Task material:

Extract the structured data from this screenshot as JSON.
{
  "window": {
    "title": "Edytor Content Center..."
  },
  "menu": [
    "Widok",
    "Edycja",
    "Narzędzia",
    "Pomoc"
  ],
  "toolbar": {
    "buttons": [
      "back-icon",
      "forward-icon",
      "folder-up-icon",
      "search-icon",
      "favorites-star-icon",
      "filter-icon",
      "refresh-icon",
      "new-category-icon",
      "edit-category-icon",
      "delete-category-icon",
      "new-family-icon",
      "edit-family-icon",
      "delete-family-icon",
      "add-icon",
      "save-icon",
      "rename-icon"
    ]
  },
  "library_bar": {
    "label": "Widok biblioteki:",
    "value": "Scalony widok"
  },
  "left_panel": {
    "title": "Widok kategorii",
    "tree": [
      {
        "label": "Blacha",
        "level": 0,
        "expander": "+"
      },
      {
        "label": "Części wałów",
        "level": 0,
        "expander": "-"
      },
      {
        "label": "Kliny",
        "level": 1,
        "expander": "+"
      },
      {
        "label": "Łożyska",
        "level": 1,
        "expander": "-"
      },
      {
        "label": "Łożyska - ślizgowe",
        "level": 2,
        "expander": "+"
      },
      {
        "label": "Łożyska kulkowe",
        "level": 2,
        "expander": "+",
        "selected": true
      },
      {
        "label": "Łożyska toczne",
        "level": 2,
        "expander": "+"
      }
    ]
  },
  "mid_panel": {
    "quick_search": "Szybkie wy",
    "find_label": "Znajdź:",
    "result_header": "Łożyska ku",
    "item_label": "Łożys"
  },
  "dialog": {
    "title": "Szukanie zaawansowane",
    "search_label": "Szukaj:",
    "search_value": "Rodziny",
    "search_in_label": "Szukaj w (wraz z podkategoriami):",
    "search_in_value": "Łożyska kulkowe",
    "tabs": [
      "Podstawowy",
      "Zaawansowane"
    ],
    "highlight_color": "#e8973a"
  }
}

The exercise: Among the records above, how many lines carry the string "family"? Reply with the number alone.

Full solution: 3